## Record extracts:
## Start
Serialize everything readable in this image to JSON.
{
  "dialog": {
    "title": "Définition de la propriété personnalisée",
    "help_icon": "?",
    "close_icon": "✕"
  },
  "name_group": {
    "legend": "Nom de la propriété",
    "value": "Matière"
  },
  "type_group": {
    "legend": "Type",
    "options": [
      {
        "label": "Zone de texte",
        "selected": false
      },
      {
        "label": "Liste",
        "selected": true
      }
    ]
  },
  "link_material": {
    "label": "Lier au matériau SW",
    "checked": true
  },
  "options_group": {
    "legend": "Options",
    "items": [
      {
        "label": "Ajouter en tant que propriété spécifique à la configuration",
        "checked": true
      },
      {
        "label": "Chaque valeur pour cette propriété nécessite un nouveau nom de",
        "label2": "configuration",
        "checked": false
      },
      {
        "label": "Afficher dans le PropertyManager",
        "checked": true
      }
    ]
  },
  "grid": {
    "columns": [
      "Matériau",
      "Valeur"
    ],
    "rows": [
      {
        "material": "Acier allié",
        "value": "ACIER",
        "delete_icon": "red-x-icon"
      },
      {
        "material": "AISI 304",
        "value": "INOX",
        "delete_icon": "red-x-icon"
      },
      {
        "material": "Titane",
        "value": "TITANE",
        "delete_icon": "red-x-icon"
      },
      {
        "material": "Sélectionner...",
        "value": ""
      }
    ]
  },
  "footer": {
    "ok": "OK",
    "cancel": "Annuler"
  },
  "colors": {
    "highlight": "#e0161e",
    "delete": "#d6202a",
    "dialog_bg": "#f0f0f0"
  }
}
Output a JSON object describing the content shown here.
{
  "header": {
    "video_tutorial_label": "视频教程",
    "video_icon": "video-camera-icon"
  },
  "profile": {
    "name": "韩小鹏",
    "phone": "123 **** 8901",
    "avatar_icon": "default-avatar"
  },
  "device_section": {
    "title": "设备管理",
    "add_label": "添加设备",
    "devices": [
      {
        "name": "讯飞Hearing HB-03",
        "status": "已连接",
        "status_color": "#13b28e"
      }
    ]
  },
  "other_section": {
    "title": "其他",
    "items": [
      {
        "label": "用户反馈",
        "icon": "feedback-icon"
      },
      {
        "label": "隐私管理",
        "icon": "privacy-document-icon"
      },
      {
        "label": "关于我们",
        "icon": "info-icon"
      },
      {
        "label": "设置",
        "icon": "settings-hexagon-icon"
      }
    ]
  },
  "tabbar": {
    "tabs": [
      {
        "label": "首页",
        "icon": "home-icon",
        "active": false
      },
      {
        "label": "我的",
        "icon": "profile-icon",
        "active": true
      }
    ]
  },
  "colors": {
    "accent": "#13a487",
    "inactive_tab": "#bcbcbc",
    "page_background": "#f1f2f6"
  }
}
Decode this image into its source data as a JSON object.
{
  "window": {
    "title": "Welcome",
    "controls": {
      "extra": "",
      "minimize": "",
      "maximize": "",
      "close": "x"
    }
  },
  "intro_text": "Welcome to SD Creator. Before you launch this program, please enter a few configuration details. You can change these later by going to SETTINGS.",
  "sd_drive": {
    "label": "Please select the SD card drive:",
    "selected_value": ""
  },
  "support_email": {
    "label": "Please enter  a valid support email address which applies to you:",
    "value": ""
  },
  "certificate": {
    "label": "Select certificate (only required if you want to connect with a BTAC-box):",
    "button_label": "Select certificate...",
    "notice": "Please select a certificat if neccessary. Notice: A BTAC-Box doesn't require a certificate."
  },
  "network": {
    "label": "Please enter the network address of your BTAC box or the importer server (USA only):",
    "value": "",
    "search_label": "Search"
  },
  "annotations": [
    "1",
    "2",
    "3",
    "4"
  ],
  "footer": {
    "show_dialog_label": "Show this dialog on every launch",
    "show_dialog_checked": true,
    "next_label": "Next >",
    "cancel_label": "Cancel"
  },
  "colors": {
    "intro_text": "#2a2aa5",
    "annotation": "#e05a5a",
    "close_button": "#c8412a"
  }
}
## End
## Goal of the exercise:
Take the entries and copy them out exactly.

## Written response:
Serialize everything readable in this image to JSON.
{
  "dialog": {
    "title": "Définition de la propriété personnalisée",
    "help_icon": "?",
    "close_icon": "✕"
  },
  "name_group": {
    "legend": "Nom de la propriété",
    "value": "Matière"
  },
  "type_group": {
    "legend": "Type",
    "options": [
      {
        "label": "Zone de texte",
        "selected": false
      },
      {
        "label": "Liste",
        "selected": true
      }
    ]
  },
  "link_material": {
    "label": "Lier au matériau SW",
    "checked": true
  },
  "options_group": {
    "legend": "Options",
    "items": [
      {
        "label": "Ajouter en tant que propriété spécifique à la configuration",
        "checked": true
      },
      {
        "label": "Chaque valeur pour cette propriété nécessite un nouveau nom de",
        "label2": "configuration",
        "checked": false
      },
      {
        "label": "Afficher dans le PropertyManager",
        "checked": true
      }
    ]
  },
  "grid": {
    "columns": [
      "Matériau",
      "Valeur"
    ],
    "rows": [
      {
        "material": "Acier allié",
        "value": "ACIER",
        "delete_icon": "red-x-icon"
      },
      {
        "material": "AISI 304",
        "value": "INOX",
        "delete_icon": "red-x-icon"
      },
      {
        "material": "Titane",
        "value": "TITANE",
        "delete_icon": "red-x-icon"
      },
      {
        "material": "Sélectionner...",
        "value": ""
      }
    ]
  },
  "footer": {
    "ok": "OK",
    "cancel": "Annuler"
  },
  "colors": {
    "highlight": "#e0161e",
    "delete": "#d6202a",
    "dialog_bg": "#f0f0f0"
  }
}
Output a JSON object describing the content shown here.
{
  "header": {
    "video_tutorial_label": "视频教程",
    "video_icon": "video-camera-icon"
  },
  "profile": {
    "name": "韩小鹏",
    "phone": "123 **** 8901",
    "avatar_icon": "default-avatar"
  },
  "device_section": {
    "title": "设备管理",
    "add_label": "添加设备",
    "devices": [
      {
        "name": "讯飞Hearing HB-03",
        "status": "已连接",
        "status_color": "#13b28e"
      }
    ]
  },
  "other_section": {
    "title": "其他",
    "items": [
      {
        "label": "用户反馈",
        "icon": "feedback-icon"
      },
      {
        "label": "隐私管理",
        "icon": "privacy-document-icon"
      },
      {
        "label": "关于我们",
        "icon": "info-icon"
      },
      {
        "label": "设置",
        "icon": "settings-hexagon-icon"
      }
    ]
  },
  "tabbar": {
    "tabs": [
      {
        "label": "首页",
        "icon": "home-icon",
        "active": false
      },
      {
        "label": "我的",
        "icon": "profile-icon",
        "active": true
      }
    ]
  },
  "colors": {
    "accent": "#13a487",
    "inactive_tab": "#bcbcbc",
    "page_background": "#f1f2f6"
  }
}
Decode this image into its source data as a JSON object.
{
  "window": {
    "title": "Welcome",
    "controls": {
      "extra": "",
      "minimize": "",
      "maximize": "",
      "close": "x"
    }
  },
  "intro_text": "Welcome to SD Creator. Before you launch this program, please enter a few configuration details. You can change these later by going to SETTINGS.",
  "sd_drive": {
    "label": "Please select the SD card drive:",
    "selected_value": ""
  },
  "support_email": {
    "label": "Please enter  a valid support email address which applies to you:",
    "value": ""
  },
  "certificate": {
    "label": "Select certificate (only required if you want to connect with a BTAC-box):",
    "button_label": "Select certificate...",
    "notice": "Please select a certificat if neccessary. Notice: A BTAC-Box doesn't require a certificate."
  },
  "network": {
    "label": "Please enter the network address of your BTAC box or the importer server (USA only):",
    "value": "",
    "search_label": "Search"
  },
  "annotations": [
    "1",
    "2",
    "3",
    "4"
  ],
  "footer": {
    "show_dialog_label": "Show this dialog on every launch",
    "show_dialog_checked": true,
    "next_label": "Next >",
    "cancel_label": "Cancel"
  },
  "colors": {
    "intro_text": "#2a2aa5",
    "annotation": "#e05a5a",
    "close_button": "#c8412a"
  }
}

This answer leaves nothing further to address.